— begin INFORMATION GIVEN —
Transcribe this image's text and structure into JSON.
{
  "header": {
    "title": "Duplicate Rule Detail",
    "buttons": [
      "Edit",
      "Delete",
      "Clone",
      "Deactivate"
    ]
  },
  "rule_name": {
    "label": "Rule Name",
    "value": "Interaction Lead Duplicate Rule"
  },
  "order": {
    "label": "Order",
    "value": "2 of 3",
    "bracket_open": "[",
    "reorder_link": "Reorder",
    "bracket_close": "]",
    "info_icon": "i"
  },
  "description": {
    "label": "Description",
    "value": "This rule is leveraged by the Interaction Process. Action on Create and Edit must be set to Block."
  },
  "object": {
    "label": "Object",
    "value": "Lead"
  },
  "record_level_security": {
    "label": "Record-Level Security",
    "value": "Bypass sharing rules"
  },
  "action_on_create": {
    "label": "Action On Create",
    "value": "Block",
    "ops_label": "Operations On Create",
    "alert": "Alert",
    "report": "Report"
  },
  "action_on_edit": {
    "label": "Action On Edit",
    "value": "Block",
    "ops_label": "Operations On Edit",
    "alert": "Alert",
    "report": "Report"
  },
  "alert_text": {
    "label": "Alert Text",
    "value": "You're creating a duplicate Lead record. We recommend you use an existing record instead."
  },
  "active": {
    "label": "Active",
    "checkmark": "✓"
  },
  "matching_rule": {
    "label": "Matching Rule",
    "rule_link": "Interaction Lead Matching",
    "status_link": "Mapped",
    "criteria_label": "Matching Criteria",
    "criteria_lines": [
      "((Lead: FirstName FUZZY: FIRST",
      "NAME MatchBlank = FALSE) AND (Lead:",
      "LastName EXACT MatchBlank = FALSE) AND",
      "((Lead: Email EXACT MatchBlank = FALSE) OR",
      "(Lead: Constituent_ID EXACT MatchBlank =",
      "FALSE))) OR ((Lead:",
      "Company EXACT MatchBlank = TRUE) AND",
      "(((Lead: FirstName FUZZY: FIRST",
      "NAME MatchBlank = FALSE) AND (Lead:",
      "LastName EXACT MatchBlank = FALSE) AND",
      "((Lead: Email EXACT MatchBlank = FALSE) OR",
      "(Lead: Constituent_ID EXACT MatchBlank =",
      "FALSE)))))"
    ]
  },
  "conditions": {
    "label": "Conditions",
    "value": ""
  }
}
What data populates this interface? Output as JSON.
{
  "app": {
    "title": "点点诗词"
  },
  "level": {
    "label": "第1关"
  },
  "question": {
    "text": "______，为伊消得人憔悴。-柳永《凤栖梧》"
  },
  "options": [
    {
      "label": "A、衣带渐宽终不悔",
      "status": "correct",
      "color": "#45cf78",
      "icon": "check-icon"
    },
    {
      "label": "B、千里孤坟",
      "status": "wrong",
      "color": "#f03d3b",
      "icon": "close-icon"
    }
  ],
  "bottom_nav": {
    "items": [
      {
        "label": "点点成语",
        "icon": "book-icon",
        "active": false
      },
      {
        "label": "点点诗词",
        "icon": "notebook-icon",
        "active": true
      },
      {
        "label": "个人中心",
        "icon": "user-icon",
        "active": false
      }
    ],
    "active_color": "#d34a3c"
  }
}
— end INFORMATION GIVEN —
* REQUIRED WORK
Set out the complete listing exactly as shown.

* RESPONSE TO THIS EXERCISE
Transcribe this image's text and structure into JSON.
{
  "header": {
    "title": "Duplicate Rule Detail",
    "buttons": [
      "Edit",
      "Delete",
      "Clone",
      "Deactivate"
    ]
  },
  "rule_name": {
    "label": "Rule Name",
    "value": "Interaction Lead Duplicate Rule"
  },
  "order": {
    "label": "Order",
    "value": "2 of 3",
    "bracket_open": "[",
    "reorder_link": "Reorder",
    "bracket_close": "]",
    "info_icon": "i"
  },
  "description": {
    "label": "Description",
    "value": "This rule is leveraged by the Interaction Process. Action on Create and Edit must be set to Block."
  },
  "object": {
    "label": "Object",
    "value": "Lead"
  },
  "record_level_security": {
    "label": "Record-Level Security",
    "value": "Bypass sharing rules"
  },
  "action_on_create": {
    "label": "Action On Create",
    "value": "Block",
    "ops_label": "Operations On Create",
    "alert": "Alert",
    "report": "Report"
  },
  "action_on_edit": {
    "label": "Action On Edit",
    "value": "Block",
    "ops_label": "Operations On Edit",
    "alert": "Alert",
    "report": "Report"
  },
  "alert_text": {
    "label": "Alert Text",
    "value": "You're creating a duplicate Lead record. We recommend you use an existing record instead."
  },
  "active": {
    "label": "Active",
    "checkmark": "✓"
  },
  "matching_rule": {
    "label": "Matching Rule",
    "rule_link": "Interaction Lead Matching",
    "status_link": "Mapped",
    "criteria_label": "Matching Criteria",
    "criteria_lines": [
      "((Lead: FirstName FUZZY: FIRST",
      "NAME MatchBlank = FALSE) AND (Lead:",
      "LastName EXACT MatchBlank = FALSE) AND",
      "((Lead: Email EXACT MatchBlank = FALSE) OR",
      "(Lead: Constituent_ID EXACT MatchBlank =",
      "FALSE))) OR ((Lead:",
      "Company EXACT MatchBlank = TRUE) AND",
      "(((Lead: FirstName FUZZY: FIRST",
      "NAME MatchBlank = FALSE) AND (Lead:",
      "LastName EXACT MatchBlank = FALSE) AND",
      "((Lead: Email EXACT MatchBlank = FALSE) OR",
      "(Lead: Constituent_ID EXACT MatchBlank =",
      "FALSE)))))"
    ]
  },
  "conditions": {
    "label": "Conditions",
    "value": ""
  }
}
What data populates this interface? Output as JSON.
{
  "app": {
    "title": "点点诗词"
  },
  "level": {
    "label": "第1关"
  },
  "question": {
    "text": "______，为伊消得人憔悴。-柳永《凤栖梧》"
  },
  "options": [
    {
      "label": "A、衣带渐宽终不悔",
      "status": "correct",
      "color": "#45cf78",
      "icon": "check-icon"
    },
    {
      "label": "B、千里孤坟",
      "status": "wrong",
      "color": "#f03d3b",
      "icon": "close-icon"
    }
  ],
  "bottom_nav": {
    "items": [
      {
        "label": "点点成语",
        "icon": "book-icon",
        "active": false
      },
      {
        "label": "点点诗词",
        "icon": "notebook-icon",
        "active": true
      },
      {
        "label": "个人中心",
        "icon": "user-icon",
        "active": false
      }
    ],
    "active_color": "#d34a3c"
  }
}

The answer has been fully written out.